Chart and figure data
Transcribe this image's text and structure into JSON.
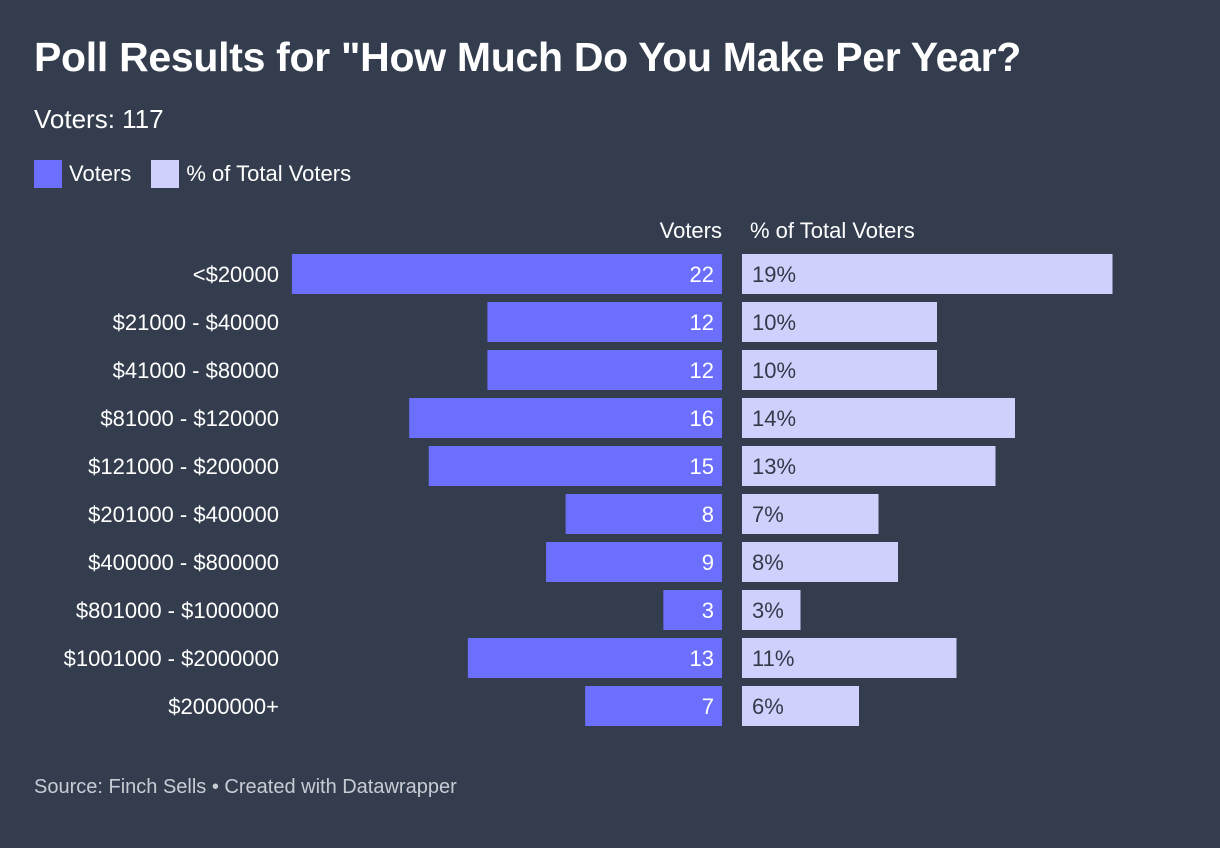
{
  "header": {
    "title": "Poll Results for \"How Much Do You Make Per Year?",
    "subtitle": "Voters: 117"
  },
  "legend": {
    "items": [
      {
        "label": "Voters",
        "color": "#6b6ffc"
      },
      {
        "label": "% of Total Voters",
        "color": "#d0d0fd"
      }
    ]
  },
  "footer": {
    "source": "Source: Finch Sells • Created with Datawrapper"
  },
  "chart_data": {
    "type": "bar",
    "title": "Poll Results for \"How Much Do You Make Per Year?",
    "column_headers": [
      "Voters",
      "% of Total Voters"
    ],
    "categories": [
      "<$20000",
      "$21000 - $40000",
      "$41000 - $80000",
      "$81000 - $120000",
      "$121000 - $200000",
      "$201000 - $400000",
      "$400000 - $800000",
      "$801000 - $1000000",
      "$1001000 - $2000000",
      "$2000000+"
    ],
    "series": [
      {
        "name": "Voters",
        "values": [
          22,
          12,
          12,
          16,
          15,
          8,
          9,
          3,
          13,
          7
        ],
        "labels": [
          "22",
          "12",
          "12",
          "16",
          "15",
          "8",
          "9",
          "3",
          "13",
          "7"
        ],
        "color": "#6b6ffc"
      },
      {
        "name": "% of Total Voters",
        "values": [
          19,
          10,
          10,
          14,
          13,
          7,
          8,
          3,
          11,
          6
        ],
        "labels": [
          "19%",
          "10%",
          "10%",
          "14%",
          "13%",
          "7%",
          "8%",
          "3%",
          "11%",
          "6%"
        ],
        "color": "#d0d0fd"
      }
    ]
  }
}
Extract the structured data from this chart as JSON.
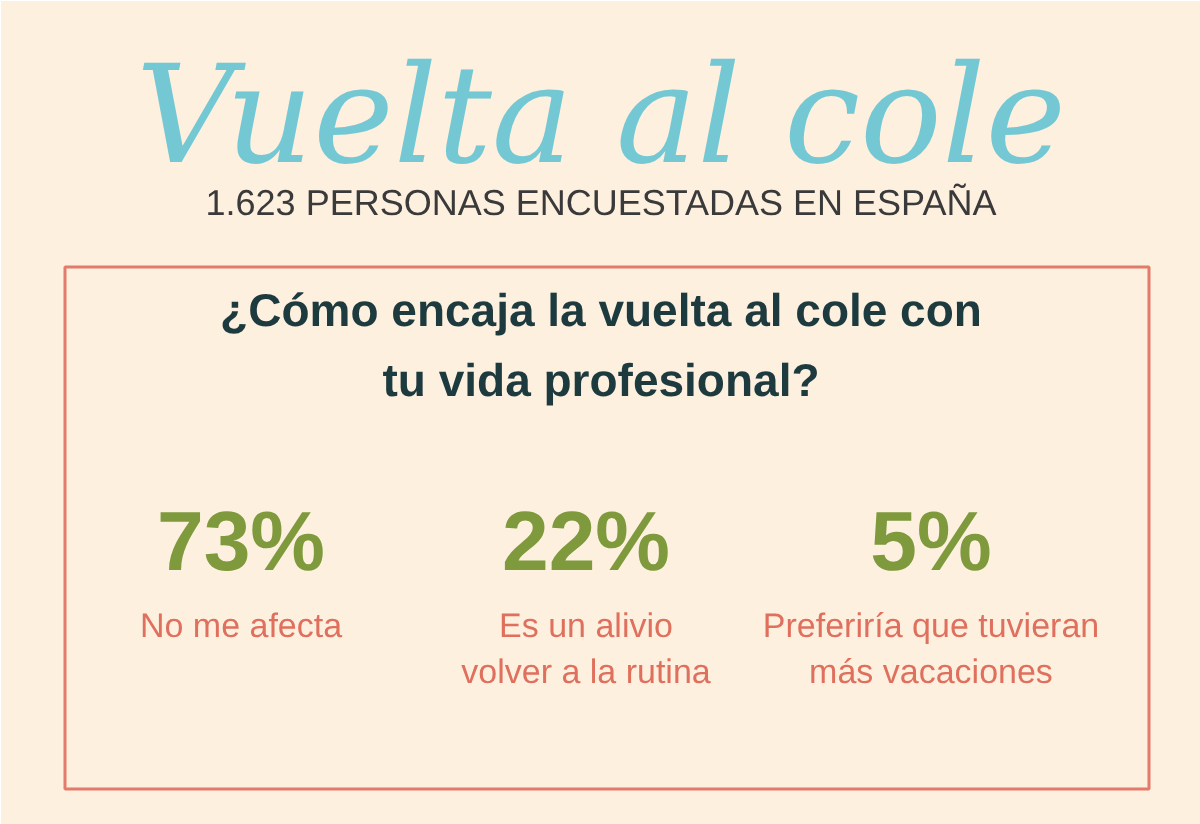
{
  "chart_data": {
    "type": "other",
    "title": "Vuelta al cole",
    "subtitle": "1.623 PERSONAS ENCUESTADAS EN ESPAÑA",
    "annotations": [
      "¿Cómo encaja la vuelta al cole con\ntu vida profesional?"
    ],
    "categories": [
      "No me afecta",
      "Es un alivio\nvolver a la rutina",
      "Preferiría que tuvieran\nmás vacaciones"
    ],
    "values": [
      73,
      22,
      5
    ],
    "value_labels": [
      "73%",
      "22%",
      "5%"
    ],
    "colors": [
      "#7f9a3c",
      "#7f9a3c",
      "#7f9a3c"
    ]
  }
}
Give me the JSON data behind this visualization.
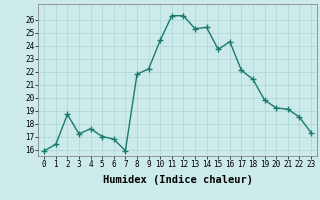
{
  "x": [
    0,
    1,
    2,
    3,
    4,
    5,
    6,
    7,
    8,
    9,
    10,
    11,
    12,
    13,
    14,
    15,
    16,
    17,
    18,
    19,
    20,
    21,
    22,
    23
  ],
  "y": [
    15.9,
    16.4,
    18.7,
    17.2,
    17.6,
    17.0,
    16.8,
    15.9,
    21.8,
    22.2,
    24.4,
    26.3,
    26.3,
    25.3,
    25.4,
    23.7,
    24.3,
    22.1,
    21.4,
    19.8,
    19.2,
    19.1,
    18.5,
    17.3
  ],
  "line_color": "#1a7a6e",
  "marker": "+",
  "marker_size": 4,
  "marker_edge_width": 1.0,
  "bg_color": "#cceaea",
  "grid_color": "#aad4d4",
  "xlabel": "Humidex (Indice chaleur)",
  "ylim": [
    15.5,
    27.2
  ],
  "xlim": [
    -0.5,
    23.5
  ],
  "yticks": [
    16,
    17,
    18,
    19,
    20,
    21,
    22,
    23,
    24,
    25,
    26
  ],
  "xticks": [
    0,
    1,
    2,
    3,
    4,
    5,
    6,
    7,
    8,
    9,
    10,
    11,
    12,
    13,
    14,
    15,
    16,
    17,
    18,
    19,
    20,
    21,
    22,
    23
  ],
  "xtick_labels": [
    "0",
    "1",
    "2",
    "3",
    "4",
    "5",
    "6",
    "7",
    "8",
    "9",
    "10",
    "11",
    "12",
    "13",
    "14",
    "15",
    "16",
    "17",
    "18",
    "19",
    "20",
    "21",
    "22",
    "23"
  ],
  "tick_fontsize": 5.5,
  "xlabel_fontsize": 7.5,
  "line_width": 1.0
}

→ **Goal of the exercise**: Copy out the data above exactly, except the pictures.

→ **Full answer**:
Transcribe this image's text and structure into JSON.
{
  "header": {
    "title": "Poll Results for \"How Much Do You Make Per Year?",
    "subtitle": "Voters: 117"
  },
  "legend": {
    "items": [
      {
        "label": "Voters",
        "color": "#6b6ffc"
      },
      {
        "label": "% of Total Voters",
        "color": "#d0d0fd"
      }
    ]
  },
  "footer": {
    "source": "Source: Finch Sells • Created with Datawrapper"
  },
  "chart_data": {
    "type": "bar",
    "title": "Poll Results for \"How Much Do You Make Per Year?",
    "column_headers": [
      "Voters",
      "% of Total Voters"
    ],
    "categories": [
      "<$20000",
      "$21000 - $40000",
      "$41000 - $80000",
      "$81000 - $120000",
      "$121000 - $200000",
      "$201000 - $400000",
      "$400000 - $800000",
      "$801000 - $1000000",
      "$1001000 - $2000000",
      "$2000000+"
    ],
    "series": [
      {
        "name": "Voters",
        "values": [
          22,
          12,
          12,
          16,
          15,
          8,
          9,
          3,
          13,
          7
        ],
        "labels": [
          "22",
          "12",
          "12",
          "16",
          "15",
          "8",
          "9",
          "3",
          "13",
          "7"
        ],
        "color": "#6b6ffc"
      },
      {
        "name": "% of Total Voters",
        "values": [
          19,
          10,
          10,
          14,
          13,
          7,
          8,
          3,
          11,
          6
        ],
        "labels": [
          "19%",
          "10%",
          "10%",
          "14%",
          "13%",
          "7%",
          "8%",
          "3%",
          "11%",
          "6%"
        ],
        "color": "#d0d0fd"
      }
    ]
  }
}
Extract the structured data from this chart as JSON.
{
  "chart_data": {
    "type": "other",
    "title": "Vuelta al cole",
    "subtitle": "1.623 PERSONAS ENCUESTADAS EN ESPAÑA",
    "annotations": [
      "¿Cómo encaja la vuelta al cole con\ntu vida profesional?"
    ],
    "categories": [
      "No me afecta",
      "Es un alivio\nvolver a la rutina",
      "Preferiría que tuvieran\nmás vacaciones"
    ],
    "values": [
      73,
      22,
      5
    ],
    "value_labels": [
      "73%",
      "22%",
      "5%"
    ],
    "colors": [
      "#7f9a3c",
      "#7f9a3c",
      "#7f9a3c"
    ]
  }
}
Give me the JSON data behind this visualization.
{
  "x": [
    0,
    1,
    2,
    3,
    4,
    5,
    6,
    7,
    8,
    9,
    10,
    11,
    12,
    13,
    14,
    15,
    16,
    17,
    18,
    19,
    20,
    21,
    22,
    23
  ],
  "y": [
    15.9,
    16.4,
    18.7,
    17.2,
    17.6,
    17.0,
    16.8,
    15.9,
    21.8,
    22.2,
    24.4,
    26.3,
    26.3,
    25.3,
    25.4,
    23.7,
    24.3,
    22.1,
    21.4,
    19.8,
    19.2,
    19.1,
    18.5,
    17.3
  ],
  "line_color": "#1a7a6e",
  "marker": "+",
  "marker_size": 4,
  "marker_edge_width": 1.0,
  "bg_color": "#cceaea",
  "grid_color": "#aad4d4",
  "xlabel": "Humidex (Indice chaleur)",
  "ylim": [
    15.5,
    27.2
  ],
  "xlim": [
    -0.5,
    23.5
  ],
  "yticks": [
    16,
    17,
    18,
    19,
    20,
    21,
    22,
    23,
    24,
    25,
    26
  ],
  "xticks": [
    0,
    1,
    2,
    3,
    4,
    5,
    6,
    7,
    8,
    9,
    10,
    11,
    12,
    13,
    14,
    15,
    16,
    17,
    18,
    19,
    20,
    21,
    22,
    23
  ],
  "xtick_labels": [
    "0",
    "1",
    "2",
    "3",
    "4",
    "5",
    "6",
    "7",
    "8",
    "9",
    "10",
    "11",
    "12",
    "13",
    "14",
    "15",
    "16",
    "17",
    "18",
    "19",
    "20",
    "21",
    "22",
    "23"
  ],
  "tick_fontsize": 5.5,
  "xlabel_fontsize": 7.5,
  "line_width": 1.0
}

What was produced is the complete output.